Stored data entries:
========

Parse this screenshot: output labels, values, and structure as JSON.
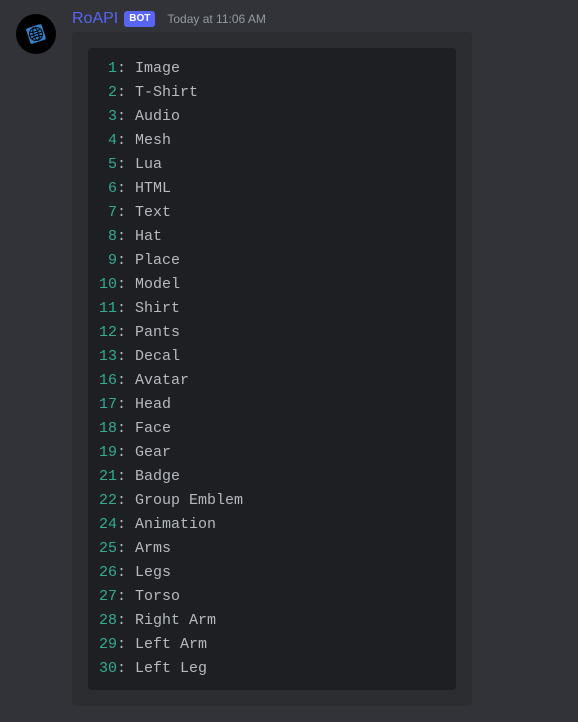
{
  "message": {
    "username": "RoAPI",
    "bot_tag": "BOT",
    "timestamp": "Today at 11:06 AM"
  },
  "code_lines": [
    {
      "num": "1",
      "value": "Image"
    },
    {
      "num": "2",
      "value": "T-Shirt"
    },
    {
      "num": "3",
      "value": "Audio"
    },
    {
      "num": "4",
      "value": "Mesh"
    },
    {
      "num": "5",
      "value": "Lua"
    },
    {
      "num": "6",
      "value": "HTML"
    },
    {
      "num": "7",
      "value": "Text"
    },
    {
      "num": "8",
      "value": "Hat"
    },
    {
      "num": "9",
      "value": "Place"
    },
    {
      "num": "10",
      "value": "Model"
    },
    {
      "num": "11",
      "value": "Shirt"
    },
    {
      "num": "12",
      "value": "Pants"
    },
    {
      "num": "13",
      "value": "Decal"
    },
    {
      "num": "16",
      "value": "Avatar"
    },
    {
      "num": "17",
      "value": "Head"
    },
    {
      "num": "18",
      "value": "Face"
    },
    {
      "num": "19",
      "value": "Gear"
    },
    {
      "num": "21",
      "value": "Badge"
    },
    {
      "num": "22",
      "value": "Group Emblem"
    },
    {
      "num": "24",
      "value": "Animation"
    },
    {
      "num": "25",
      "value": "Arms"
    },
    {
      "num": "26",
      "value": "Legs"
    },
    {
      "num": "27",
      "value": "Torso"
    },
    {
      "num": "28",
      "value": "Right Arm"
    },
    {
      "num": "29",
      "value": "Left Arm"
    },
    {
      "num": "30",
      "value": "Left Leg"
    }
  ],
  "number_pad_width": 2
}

========

Direction >>
All preceding records should be duplicated verbatim, images excepted.

Response below >>
Parse this screenshot: output labels, values, and structure as JSON.
{
  "message": {
    "username": "RoAPI",
    "bot_tag": "BOT",
    "timestamp": "Today at 11:06 AM"
  },
  "code_lines": [
    {
      "num": "1",
      "value": "Image"
    },
    {
      "num": "2",
      "value": "T-Shirt"
    },
    {
      "num": "3",
      "value": "Audio"
    },
    {
      "num": "4",
      "value": "Mesh"
    },
    {
      "num": "5",
      "value": "Lua"
    },
    {
      "num": "6",
      "value": "HTML"
    },
    {
      "num": "7",
      "value": "Text"
    },
    {
      "num": "8",
      "value": "Hat"
    },
    {
      "num": "9",
      "value": "Place"
    },
    {
      "num": "10",
      "value": "Model"
    },
    {
      "num": "11",
      "value": "Shirt"
    },
    {
      "num": "12",
      "value": "Pants"
    },
    {
      "num": "13",
      "value": "Decal"
    },
    {
      "num": "16",
      "value": "Avatar"
    },
    {
      "num": "17",
      "value": "Head"
    },
    {
      "num": "18",
      "value": "Face"
    },
    {
      "num": "19",
      "value": "Gear"
    },
    {
      "num": "21",
      "value": "Badge"
    },
    {
      "num": "22",
      "value": "Group Emblem"
    },
    {
      "num": "24",
      "value": "Animation"
    },
    {
      "num": "25",
      "value": "Arms"
    },
    {
      "num": "26",
      "value": "Legs"
    },
    {
      "num": "27",
      "value": "Torso"
    },
    {
      "num": "28",
      "value": "Right Arm"
    },
    {
      "num": "29",
      "value": "Left Arm"
    },
    {
      "num": "30",
      "value": "Left Leg"
    }
  ],
  "number_pad_width": 2
}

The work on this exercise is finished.